> [Your objective]: Locate each line with the string "Provider" in the listing below and copy it.

Saved entries:
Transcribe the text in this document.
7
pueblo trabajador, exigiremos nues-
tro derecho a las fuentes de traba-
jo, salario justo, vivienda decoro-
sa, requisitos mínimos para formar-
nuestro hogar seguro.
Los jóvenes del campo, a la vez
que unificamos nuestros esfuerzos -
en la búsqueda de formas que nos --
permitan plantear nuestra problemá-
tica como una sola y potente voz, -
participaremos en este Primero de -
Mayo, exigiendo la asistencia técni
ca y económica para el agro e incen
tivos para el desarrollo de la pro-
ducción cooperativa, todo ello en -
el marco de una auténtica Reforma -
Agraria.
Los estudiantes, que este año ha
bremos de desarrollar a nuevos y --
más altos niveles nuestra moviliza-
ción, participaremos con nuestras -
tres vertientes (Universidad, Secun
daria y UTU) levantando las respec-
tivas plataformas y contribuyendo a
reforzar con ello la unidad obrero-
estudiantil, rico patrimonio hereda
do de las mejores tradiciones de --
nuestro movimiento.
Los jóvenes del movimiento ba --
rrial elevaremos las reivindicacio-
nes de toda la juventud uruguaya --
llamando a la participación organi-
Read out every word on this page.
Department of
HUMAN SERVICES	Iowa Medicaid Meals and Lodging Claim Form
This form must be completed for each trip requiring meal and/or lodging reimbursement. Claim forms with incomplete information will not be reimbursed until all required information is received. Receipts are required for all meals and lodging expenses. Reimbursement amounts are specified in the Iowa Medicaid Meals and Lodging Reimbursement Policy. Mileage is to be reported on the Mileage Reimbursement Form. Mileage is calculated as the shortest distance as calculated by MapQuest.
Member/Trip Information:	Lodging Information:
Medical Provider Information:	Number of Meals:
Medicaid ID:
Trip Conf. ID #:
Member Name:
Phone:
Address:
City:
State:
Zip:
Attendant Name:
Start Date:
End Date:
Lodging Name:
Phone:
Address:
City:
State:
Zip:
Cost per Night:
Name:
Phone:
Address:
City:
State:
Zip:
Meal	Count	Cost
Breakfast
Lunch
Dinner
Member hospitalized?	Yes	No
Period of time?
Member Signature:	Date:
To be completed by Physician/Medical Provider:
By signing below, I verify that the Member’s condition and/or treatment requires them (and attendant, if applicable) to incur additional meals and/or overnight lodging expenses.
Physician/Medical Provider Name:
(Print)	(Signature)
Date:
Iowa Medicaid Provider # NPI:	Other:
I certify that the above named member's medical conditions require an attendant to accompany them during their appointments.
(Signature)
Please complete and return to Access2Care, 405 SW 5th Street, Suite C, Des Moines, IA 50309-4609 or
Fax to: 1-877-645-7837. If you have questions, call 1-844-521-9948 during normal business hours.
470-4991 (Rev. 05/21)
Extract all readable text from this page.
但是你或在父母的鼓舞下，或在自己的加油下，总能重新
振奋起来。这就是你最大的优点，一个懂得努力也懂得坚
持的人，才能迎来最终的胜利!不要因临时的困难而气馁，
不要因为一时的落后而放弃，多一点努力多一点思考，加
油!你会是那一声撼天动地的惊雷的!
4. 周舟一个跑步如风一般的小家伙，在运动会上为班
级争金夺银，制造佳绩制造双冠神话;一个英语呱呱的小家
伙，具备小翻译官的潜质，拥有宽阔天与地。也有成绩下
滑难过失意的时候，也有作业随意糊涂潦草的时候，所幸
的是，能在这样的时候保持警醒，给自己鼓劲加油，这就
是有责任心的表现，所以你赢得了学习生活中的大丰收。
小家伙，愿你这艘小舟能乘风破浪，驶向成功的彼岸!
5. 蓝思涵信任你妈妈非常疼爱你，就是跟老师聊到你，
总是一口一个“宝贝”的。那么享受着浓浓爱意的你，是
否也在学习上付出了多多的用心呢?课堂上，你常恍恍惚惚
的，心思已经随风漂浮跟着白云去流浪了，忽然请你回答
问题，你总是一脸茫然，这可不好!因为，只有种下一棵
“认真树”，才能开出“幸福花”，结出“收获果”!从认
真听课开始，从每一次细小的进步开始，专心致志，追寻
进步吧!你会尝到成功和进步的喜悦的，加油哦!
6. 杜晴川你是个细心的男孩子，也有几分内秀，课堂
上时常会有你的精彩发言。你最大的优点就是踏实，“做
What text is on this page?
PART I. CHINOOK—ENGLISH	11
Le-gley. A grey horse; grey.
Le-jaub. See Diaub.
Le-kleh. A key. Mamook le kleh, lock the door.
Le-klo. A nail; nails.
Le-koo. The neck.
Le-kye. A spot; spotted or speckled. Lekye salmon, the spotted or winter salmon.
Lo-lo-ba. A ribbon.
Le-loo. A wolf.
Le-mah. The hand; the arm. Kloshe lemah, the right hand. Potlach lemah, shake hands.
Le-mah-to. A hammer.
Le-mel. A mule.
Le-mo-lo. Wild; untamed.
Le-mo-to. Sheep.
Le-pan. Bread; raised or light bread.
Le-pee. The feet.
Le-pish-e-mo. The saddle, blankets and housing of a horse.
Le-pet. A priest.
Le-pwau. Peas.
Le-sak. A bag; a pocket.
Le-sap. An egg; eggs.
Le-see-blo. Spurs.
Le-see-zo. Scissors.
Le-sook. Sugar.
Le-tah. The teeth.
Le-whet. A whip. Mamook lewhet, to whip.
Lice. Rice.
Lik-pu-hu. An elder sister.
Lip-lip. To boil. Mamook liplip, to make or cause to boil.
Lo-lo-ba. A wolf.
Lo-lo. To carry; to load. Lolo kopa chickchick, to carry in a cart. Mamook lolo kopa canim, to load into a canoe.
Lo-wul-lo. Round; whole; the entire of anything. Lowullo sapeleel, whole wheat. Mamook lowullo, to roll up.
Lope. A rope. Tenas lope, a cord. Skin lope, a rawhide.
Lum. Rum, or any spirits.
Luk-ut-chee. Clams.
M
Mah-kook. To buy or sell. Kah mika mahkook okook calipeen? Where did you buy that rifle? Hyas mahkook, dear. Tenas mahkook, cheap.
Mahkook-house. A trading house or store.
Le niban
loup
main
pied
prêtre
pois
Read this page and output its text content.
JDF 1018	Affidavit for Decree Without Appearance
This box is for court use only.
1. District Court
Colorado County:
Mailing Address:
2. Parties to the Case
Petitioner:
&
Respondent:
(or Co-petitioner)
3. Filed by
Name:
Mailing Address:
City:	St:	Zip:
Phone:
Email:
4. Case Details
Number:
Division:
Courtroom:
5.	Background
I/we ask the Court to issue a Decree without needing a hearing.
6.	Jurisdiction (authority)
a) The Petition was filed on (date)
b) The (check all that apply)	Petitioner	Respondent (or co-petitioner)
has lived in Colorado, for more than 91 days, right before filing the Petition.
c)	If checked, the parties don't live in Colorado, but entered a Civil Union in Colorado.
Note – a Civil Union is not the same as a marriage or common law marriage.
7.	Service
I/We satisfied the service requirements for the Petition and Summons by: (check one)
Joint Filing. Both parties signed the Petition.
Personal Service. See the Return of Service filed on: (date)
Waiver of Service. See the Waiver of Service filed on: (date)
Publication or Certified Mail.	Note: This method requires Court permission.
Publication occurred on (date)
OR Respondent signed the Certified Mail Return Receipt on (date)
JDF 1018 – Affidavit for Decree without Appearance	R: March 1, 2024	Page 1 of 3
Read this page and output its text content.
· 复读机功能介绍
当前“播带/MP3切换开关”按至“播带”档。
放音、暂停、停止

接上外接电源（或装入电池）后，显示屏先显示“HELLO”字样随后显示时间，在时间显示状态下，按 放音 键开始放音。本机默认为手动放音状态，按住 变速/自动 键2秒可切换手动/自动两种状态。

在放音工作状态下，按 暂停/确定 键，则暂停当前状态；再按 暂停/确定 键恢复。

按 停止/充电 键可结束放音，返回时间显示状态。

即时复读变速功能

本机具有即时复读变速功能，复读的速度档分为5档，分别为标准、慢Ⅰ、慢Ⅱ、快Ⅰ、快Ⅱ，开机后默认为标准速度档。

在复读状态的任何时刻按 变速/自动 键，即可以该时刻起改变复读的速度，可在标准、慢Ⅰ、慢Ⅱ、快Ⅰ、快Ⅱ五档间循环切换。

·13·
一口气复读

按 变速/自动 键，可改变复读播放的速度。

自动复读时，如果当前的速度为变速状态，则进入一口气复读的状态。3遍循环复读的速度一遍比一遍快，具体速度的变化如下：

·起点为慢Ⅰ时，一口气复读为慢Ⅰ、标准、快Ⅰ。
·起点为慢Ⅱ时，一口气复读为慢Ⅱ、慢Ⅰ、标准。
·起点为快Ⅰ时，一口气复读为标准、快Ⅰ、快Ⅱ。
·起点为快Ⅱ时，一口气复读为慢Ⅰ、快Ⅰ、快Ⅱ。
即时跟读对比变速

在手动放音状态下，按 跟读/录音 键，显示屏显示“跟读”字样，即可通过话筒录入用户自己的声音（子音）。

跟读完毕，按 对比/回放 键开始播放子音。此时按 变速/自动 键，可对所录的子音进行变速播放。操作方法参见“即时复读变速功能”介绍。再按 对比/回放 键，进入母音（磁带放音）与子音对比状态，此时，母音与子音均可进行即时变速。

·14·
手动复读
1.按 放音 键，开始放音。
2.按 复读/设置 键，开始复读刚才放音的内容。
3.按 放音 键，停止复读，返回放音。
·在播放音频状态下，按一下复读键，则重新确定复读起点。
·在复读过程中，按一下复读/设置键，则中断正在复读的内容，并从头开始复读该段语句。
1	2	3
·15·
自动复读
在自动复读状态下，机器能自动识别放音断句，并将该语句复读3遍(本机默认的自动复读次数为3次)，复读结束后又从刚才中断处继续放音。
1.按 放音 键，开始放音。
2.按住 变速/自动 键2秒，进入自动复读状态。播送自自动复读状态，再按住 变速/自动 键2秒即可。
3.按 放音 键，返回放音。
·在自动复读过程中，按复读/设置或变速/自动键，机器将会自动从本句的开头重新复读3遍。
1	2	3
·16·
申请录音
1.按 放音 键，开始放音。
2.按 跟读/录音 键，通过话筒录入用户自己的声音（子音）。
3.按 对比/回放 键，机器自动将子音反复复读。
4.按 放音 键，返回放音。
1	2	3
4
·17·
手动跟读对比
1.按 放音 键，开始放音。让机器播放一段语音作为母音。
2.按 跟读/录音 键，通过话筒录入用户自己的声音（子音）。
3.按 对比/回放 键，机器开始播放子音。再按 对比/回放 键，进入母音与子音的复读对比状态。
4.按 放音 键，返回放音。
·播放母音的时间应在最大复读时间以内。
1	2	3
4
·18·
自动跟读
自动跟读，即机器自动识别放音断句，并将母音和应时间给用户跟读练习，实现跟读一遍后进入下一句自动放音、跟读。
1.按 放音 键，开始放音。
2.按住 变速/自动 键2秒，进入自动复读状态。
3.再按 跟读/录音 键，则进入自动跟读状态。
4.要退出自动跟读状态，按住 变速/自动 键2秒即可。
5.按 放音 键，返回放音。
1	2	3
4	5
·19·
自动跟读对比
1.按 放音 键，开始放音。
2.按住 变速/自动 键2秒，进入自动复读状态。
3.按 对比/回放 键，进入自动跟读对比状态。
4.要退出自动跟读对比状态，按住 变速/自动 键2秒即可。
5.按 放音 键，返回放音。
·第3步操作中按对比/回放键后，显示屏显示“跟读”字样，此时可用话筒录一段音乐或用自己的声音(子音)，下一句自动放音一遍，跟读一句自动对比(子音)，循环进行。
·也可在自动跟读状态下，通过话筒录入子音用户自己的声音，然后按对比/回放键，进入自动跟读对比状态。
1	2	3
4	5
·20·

> [Full solution]:
Medical Provider Information:	Number of Meals:
To be completed by Physician/Medical Provider:
Physician/Medical Provider Name:
Iowa Medicaid Provider # NPI:	Other:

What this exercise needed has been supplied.